◆ Materials provided:
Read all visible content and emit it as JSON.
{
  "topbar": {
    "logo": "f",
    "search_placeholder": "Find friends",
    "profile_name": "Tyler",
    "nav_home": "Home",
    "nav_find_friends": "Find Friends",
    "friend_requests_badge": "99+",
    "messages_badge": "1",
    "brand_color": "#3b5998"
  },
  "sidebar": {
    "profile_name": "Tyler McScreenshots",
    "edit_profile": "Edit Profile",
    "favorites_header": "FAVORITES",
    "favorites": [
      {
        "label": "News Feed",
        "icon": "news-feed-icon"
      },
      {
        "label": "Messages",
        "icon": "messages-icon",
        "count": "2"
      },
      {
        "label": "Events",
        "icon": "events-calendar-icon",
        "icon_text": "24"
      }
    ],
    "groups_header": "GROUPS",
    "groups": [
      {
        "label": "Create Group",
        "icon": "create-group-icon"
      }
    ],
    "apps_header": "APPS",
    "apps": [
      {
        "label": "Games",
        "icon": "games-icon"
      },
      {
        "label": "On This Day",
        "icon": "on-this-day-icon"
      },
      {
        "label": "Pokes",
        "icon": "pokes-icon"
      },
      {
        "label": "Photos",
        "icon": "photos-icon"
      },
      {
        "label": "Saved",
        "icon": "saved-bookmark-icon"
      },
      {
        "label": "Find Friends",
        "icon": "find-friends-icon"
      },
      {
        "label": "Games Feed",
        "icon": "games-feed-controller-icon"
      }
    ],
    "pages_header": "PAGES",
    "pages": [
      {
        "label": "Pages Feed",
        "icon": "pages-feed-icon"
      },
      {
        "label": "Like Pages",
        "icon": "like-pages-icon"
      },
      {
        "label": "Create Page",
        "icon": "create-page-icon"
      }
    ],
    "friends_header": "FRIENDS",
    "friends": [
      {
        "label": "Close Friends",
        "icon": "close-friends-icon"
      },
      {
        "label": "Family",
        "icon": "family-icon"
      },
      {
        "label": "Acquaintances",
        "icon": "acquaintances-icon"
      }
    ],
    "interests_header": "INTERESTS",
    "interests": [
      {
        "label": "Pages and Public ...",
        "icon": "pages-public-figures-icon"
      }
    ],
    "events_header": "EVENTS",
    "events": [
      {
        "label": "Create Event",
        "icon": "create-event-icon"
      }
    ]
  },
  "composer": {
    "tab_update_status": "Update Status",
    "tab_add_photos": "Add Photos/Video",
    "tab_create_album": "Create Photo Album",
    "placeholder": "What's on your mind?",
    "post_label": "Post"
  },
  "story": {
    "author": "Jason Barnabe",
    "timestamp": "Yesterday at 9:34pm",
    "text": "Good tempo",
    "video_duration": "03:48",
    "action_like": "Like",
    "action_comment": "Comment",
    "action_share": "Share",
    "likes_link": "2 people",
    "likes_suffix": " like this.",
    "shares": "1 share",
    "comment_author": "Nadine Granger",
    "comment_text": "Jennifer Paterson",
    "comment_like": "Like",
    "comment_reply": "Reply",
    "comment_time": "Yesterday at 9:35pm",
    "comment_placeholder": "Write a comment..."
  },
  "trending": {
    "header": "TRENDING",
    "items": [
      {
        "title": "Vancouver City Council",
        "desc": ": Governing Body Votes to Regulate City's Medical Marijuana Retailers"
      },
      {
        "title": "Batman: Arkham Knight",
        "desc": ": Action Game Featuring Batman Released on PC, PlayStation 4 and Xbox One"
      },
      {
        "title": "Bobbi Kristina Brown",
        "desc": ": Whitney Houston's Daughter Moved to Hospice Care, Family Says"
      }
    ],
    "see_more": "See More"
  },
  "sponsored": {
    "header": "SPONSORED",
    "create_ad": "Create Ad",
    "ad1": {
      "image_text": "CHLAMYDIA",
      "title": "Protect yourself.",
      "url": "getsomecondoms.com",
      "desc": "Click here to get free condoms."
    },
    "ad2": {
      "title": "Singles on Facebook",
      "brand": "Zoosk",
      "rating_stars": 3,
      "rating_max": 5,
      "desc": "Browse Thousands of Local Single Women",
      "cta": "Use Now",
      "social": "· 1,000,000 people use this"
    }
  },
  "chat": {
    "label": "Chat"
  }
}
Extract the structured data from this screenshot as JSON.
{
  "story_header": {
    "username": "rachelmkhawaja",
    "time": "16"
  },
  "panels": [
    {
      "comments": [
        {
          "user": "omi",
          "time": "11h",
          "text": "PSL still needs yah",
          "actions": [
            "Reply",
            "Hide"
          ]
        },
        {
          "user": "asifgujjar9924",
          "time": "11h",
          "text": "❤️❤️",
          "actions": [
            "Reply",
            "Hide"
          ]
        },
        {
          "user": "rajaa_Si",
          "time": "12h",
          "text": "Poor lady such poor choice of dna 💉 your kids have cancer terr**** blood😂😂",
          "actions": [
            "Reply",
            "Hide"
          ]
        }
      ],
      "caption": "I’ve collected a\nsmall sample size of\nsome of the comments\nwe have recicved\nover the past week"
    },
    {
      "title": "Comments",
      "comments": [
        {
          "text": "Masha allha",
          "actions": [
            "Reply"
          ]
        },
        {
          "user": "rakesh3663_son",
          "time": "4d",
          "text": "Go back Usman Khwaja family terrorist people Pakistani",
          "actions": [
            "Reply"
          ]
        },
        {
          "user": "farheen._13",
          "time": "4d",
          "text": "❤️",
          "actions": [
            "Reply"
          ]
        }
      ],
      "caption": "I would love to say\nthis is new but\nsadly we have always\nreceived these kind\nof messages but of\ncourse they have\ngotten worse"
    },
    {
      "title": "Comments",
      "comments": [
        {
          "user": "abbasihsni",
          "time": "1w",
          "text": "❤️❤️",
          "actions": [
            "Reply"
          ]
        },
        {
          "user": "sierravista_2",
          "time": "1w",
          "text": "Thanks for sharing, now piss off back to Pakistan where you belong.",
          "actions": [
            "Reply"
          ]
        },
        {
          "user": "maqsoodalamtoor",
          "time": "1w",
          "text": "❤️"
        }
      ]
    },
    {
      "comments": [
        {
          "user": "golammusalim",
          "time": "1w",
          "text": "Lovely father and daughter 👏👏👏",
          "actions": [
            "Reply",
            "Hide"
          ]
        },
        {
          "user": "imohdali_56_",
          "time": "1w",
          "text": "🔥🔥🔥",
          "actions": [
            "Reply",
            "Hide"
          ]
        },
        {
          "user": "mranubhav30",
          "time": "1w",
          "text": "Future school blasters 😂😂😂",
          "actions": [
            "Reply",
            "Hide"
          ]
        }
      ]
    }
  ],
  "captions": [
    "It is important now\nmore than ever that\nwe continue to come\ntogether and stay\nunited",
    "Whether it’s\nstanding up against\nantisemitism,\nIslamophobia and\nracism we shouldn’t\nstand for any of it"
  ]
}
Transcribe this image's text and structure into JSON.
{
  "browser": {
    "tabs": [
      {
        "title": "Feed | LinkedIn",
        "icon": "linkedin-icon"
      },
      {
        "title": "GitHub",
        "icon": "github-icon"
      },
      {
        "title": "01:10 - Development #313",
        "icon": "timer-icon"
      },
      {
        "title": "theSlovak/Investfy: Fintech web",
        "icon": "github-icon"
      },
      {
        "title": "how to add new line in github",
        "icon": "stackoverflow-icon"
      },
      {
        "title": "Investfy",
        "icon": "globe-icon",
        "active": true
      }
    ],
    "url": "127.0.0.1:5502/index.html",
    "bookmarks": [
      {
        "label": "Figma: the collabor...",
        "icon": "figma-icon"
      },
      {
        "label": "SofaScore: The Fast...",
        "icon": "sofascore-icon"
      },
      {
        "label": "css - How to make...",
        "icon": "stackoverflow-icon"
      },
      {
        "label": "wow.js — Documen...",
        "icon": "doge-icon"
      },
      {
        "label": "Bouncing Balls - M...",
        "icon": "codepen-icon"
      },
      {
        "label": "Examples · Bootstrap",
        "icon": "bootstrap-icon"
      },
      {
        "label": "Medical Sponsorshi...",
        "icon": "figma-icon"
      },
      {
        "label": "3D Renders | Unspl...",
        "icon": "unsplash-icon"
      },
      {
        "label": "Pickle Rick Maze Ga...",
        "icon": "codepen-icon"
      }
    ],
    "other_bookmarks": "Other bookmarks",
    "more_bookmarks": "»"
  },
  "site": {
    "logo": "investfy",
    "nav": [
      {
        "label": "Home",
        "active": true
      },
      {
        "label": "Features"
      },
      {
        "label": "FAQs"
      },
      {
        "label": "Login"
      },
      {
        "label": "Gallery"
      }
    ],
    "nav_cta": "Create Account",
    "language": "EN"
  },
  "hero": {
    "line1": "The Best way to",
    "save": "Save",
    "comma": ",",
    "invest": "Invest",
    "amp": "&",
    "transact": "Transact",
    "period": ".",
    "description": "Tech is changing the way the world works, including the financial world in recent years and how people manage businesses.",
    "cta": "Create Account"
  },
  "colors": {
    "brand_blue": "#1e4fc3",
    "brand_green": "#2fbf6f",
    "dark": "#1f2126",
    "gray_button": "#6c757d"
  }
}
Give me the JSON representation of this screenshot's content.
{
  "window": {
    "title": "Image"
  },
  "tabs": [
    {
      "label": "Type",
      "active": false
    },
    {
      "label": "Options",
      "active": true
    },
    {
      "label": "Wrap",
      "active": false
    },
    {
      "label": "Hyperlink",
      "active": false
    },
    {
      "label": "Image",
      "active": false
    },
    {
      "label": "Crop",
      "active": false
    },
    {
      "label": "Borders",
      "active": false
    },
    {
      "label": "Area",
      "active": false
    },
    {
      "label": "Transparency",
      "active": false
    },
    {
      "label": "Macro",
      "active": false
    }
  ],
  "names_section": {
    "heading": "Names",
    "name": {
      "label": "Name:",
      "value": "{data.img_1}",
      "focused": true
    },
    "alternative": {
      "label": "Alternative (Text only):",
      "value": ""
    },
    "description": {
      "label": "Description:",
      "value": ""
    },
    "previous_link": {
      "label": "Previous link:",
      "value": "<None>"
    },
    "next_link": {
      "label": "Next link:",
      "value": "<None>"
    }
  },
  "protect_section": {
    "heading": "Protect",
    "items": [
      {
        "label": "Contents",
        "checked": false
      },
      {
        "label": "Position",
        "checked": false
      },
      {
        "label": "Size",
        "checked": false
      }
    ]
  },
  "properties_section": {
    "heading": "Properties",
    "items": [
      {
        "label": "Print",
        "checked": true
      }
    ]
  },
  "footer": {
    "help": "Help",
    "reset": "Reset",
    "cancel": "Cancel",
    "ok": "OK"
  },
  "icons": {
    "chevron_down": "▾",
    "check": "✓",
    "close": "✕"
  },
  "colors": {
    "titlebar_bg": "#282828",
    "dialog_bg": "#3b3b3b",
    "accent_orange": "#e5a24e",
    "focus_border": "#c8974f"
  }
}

◆ What the task requires: Write out every line of the entries that holds the word "heading".

◆ Exercise solution:
    "heading": "Names",
    "heading": "Protect",
    "heading": "Properties",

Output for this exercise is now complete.